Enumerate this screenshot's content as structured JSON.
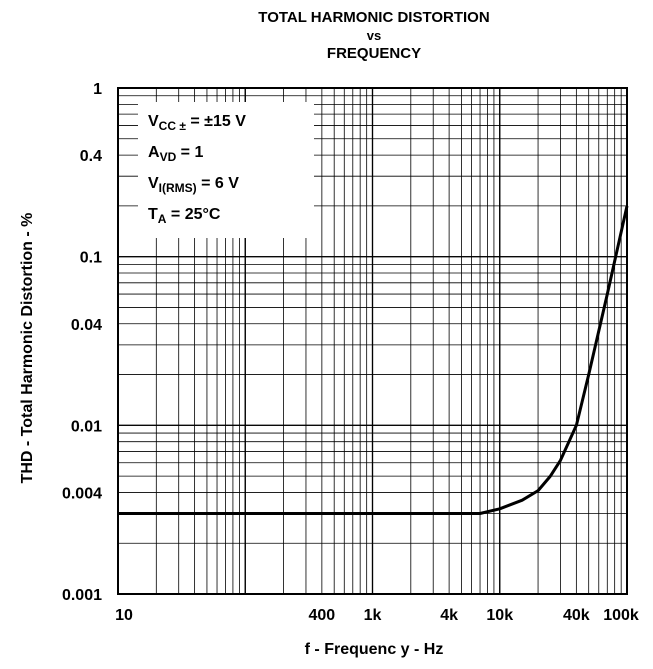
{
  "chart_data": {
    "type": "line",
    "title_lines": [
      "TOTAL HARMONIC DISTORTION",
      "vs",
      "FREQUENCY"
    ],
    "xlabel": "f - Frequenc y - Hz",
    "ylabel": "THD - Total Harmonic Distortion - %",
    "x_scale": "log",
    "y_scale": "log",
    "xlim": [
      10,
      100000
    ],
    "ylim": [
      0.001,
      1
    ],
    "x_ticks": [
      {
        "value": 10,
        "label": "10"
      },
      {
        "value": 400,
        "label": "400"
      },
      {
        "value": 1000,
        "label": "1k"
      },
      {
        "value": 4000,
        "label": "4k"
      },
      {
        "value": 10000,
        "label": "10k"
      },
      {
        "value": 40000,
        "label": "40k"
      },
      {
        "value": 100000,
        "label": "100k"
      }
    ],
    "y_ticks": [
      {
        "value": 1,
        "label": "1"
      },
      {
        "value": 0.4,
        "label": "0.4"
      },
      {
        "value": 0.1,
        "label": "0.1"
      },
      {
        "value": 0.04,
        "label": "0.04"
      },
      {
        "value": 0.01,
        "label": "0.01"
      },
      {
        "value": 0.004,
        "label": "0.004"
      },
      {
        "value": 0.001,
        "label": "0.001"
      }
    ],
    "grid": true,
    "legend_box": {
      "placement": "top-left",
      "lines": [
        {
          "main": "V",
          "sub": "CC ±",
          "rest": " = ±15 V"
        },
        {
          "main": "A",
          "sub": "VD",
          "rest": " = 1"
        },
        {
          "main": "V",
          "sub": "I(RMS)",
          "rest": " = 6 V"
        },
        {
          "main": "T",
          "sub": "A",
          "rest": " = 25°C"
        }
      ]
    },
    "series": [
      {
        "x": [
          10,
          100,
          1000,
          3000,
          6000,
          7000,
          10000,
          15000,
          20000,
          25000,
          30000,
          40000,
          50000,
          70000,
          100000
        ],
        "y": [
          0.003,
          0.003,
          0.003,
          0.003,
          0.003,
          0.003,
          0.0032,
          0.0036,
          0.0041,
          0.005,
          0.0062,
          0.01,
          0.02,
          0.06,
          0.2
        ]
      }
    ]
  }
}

Given exercise
Keep the pictures out of the copy and return the rest of the data above exactly.

Answer to this task
Enumerate this screenshot's content as structured JSON.
{
  "chart_data": {
    "type": "line",
    "title_lines": [
      "TOTAL HARMONIC DISTORTION",
      "vs",
      "FREQUENCY"
    ],
    "xlabel": "f - Frequenc y - Hz",
    "ylabel": "THD - Total Harmonic Distortion - %",
    "x_scale": "log",
    "y_scale": "log",
    "xlim": [
      10,
      100000
    ],
    "ylim": [
      0.001,
      1
    ],
    "x_ticks": [
      {
        "value": 10,
        "label": "10"
      },
      {
        "value": 400,
        "label": "400"
      },
      {
        "value": 1000,
        "label": "1k"
      },
      {
        "value": 4000,
        "label": "4k"
      },
      {
        "value": 10000,
        "label": "10k"
      },
      {
        "value": 40000,
        "label": "40k"
      },
      {
        "value": 100000,
        "label": "100k"
      }
    ],
    "y_ticks": [
      {
        "value": 1,
        "label": "1"
      },
      {
        "value": 0.4,
        "label": "0.4"
      },
      {
        "value": 0.1,
        "label": "0.1"
      },
      {
        "value": 0.04,
        "label": "0.04"
      },
      {
        "value": 0.01,
        "label": "0.01"
      },
      {
        "value": 0.004,
        "label": "0.004"
      },
      {
        "value": 0.001,
        "label": "0.001"
      }
    ],
    "grid": true,
    "legend_box": {
      "placement": "top-left",
      "lines": [
        {
          "main": "V",
          "sub": "CC ±",
          "rest": " = ±15 V"
        },
        {
          "main": "A",
          "sub": "VD",
          "rest": " = 1"
        },
        {
          "main": "V",
          "sub": "I(RMS)",
          "rest": " = 6 V"
        },
        {
          "main": "T",
          "sub": "A",
          "rest": " = 25°C"
        }
      ]
    },
    "series": [
      {
        "x": [
          10,
          100,
          1000,
          3000,
          6000,
          7000,
          10000,
          15000,
          20000,
          25000,
          30000,
          40000,
          50000,
          70000,
          100000
        ],
        "y": [
          0.003,
          0.003,
          0.003,
          0.003,
          0.003,
          0.003,
          0.0032,
          0.0036,
          0.0041,
          0.005,
          0.0062,
          0.01,
          0.02,
          0.06,
          0.2
        ]
      }
    ]
  }
}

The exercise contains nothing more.